Directive A
In the excerpt about the internship, why does the writer say they definitely can't ask their parents for help with the May rent?
Directive B
Carry the excerpt about the internship forward from its last sentence.

Excerpt to read
┄┄┄┄┄┄┄┄┄┄┄┄┄┄┄┄┄┄┄┄

They want me there on April 29th and would release me on August 11. That's in about 20 days, for those of you fluent in calendar. The internship will cost me nothing, with the exception of $925.00 for housing and the inability to make money for 3 months. By my shoddy-like calculations, living on a budget of $40/wk (some weeks more, some weeks less), I would emerge with approximately $500.00, assuming I have to swallow May's rent and utilities, which I probs do. The good news on the money front is that my parents have offered to pay for housing, so I definitely can't ask them for help with the May rent. As for June and July, I have a pending pending offer from Emily Peters' brother, and that may work out, depending on a number of things.

April 29th!!

I don't know though. That's how this business is. And if I can't handle the heat, I'd better get out of the kitchen. Into ... what other kitchen I don't know. Lately I've been deluding myself with the fact that I should make myself pick some art form that allows for steady, one-place work until success finally hits big some day. Ha. Although I've been unsure about careers before, I'm pretty sure that the fact that I like to read novels does not make me a novelist.

┄┄┄┄┄┄┄┄┄┄┄┄┄┄┄┄┄┄┄┄

[Saved data entries]
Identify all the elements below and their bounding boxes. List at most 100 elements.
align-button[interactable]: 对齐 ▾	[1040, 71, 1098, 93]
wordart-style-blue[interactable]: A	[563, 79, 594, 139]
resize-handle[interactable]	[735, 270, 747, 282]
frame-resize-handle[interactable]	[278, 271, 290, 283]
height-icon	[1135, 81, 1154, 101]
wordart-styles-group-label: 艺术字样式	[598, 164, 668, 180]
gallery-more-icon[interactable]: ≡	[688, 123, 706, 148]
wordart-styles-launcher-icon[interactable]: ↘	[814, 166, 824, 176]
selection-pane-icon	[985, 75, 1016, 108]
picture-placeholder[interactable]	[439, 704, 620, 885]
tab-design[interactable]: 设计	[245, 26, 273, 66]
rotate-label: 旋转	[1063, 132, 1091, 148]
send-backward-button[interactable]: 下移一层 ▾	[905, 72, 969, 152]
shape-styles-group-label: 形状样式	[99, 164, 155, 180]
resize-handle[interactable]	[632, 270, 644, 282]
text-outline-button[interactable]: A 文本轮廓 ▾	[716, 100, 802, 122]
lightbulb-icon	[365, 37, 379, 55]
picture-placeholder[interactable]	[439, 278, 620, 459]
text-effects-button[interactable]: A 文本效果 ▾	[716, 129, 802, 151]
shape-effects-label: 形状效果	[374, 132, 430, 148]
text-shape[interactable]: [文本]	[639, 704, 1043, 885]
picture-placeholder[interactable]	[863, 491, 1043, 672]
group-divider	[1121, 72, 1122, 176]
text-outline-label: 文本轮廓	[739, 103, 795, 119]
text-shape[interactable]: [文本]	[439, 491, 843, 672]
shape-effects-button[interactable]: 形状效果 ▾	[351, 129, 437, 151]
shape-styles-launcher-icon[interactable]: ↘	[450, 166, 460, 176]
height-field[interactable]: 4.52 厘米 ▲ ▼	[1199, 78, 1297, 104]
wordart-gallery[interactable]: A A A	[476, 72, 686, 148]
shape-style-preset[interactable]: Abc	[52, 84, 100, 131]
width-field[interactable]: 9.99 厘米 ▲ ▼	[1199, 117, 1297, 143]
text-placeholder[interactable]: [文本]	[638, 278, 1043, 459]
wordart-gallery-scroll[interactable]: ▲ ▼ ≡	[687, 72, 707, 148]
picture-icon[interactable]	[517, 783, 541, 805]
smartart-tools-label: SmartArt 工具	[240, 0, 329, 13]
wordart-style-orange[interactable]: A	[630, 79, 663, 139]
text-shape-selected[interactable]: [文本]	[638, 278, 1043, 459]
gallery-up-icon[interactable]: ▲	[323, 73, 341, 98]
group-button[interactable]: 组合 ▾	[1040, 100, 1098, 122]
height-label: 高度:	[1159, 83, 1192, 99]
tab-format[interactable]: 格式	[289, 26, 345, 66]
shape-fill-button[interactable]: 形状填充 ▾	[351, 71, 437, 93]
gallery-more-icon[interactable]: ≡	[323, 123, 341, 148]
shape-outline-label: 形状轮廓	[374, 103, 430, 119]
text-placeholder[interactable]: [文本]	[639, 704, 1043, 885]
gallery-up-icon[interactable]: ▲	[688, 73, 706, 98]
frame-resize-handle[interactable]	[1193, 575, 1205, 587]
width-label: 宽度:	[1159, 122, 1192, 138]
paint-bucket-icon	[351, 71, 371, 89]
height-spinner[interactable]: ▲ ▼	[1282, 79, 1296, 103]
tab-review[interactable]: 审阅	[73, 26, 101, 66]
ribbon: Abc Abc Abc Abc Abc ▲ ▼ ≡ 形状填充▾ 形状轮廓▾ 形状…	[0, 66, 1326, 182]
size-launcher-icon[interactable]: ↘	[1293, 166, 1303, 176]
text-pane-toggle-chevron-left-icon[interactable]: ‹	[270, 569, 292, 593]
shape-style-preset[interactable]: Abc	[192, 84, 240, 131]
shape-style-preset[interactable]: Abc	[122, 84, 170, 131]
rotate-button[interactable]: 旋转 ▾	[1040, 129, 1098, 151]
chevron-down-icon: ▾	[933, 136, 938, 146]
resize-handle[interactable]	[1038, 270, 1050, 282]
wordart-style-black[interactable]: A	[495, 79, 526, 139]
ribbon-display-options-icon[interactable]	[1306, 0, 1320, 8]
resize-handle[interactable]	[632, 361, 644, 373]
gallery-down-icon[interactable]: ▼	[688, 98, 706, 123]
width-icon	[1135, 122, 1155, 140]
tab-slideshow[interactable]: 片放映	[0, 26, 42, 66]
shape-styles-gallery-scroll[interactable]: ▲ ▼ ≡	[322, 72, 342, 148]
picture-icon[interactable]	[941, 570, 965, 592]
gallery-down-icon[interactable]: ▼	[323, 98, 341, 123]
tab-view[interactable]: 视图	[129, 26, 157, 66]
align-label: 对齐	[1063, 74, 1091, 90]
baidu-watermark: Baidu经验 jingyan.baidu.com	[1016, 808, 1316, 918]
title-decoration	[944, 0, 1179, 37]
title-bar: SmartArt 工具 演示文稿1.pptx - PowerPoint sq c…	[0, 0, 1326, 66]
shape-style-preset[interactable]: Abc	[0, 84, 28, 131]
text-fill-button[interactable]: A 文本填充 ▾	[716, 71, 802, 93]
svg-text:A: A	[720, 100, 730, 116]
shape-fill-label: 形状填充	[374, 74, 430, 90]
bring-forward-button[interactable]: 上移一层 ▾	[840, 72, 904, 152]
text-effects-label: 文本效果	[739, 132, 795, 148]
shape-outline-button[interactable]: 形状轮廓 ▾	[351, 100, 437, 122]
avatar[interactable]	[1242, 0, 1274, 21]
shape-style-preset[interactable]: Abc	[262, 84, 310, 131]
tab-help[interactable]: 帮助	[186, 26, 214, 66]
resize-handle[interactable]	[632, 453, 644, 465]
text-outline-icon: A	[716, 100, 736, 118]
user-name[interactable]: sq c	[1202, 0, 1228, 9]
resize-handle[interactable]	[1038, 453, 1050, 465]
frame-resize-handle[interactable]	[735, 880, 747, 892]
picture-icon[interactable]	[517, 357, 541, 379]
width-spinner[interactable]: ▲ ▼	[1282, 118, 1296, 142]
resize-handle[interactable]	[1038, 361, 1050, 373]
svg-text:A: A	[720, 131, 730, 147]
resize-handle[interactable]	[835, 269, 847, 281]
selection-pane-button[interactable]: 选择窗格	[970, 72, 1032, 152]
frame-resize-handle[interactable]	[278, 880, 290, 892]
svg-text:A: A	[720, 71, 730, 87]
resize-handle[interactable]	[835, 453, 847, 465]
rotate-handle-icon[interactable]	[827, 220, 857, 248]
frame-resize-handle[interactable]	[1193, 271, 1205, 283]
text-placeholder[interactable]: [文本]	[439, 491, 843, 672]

┄┄┄┄┄┄┄┄┄┄┄┄┄┄┄┄┄┄┄┄

Written answer A
The writer's parents have already offered to pay for the internship housing. Since they're covering that, the writer feels they can't also ask them to help with May's rent.

Written answer B
Reality is that I want to be a professor with a Doing focus. I could go to grad school for dramaturgy or whatever and teach history for the rest of my life, but I think I would start to question, in about 8 years of it, why exactly I was spending my life with all this Stuff if not to profit from it artistically myself. And I guess that's a good sign that Lifestyle only takes on so far, and that I shouldn't be afraid of the slightly tenuous first five years of this lifestyle, because I think ... I think I know ... that it will lead to what I want out of life.

I still plan on using NJ Shakes, as lovely as it is, as leverage for urging Williamstown to get its ass into gear, so that could be exciting too. That starts on June 12, and it's in the Berkshires, and it's $500 cheaper, so I could just die ....

So it will be an exciting week, but not as exciting as the next one, if it turns out that I'm quitting my job, cleaning out my room, and heading to New Jersey.

In other news, I was so very happy to hear about the results of the drama honors day awards:
Newman: Drew Schad and James Miller for Godot
Woodward: Cait for 3 Days (yay!!)
James E. Michael Playwrighting: Knud, who's play combined structure and imagination in a very advanced way.
Ashford: Marielle Ebersole, without whom Turgeon basically wouldn't have been able to finish up his last show at Kenyon.

All in all excellent, almost Fair-based choices, which never happens. Bravi. :)

Thursday, April 3, 2008

Non-earth shattering revelations that everyone and their mother comes to.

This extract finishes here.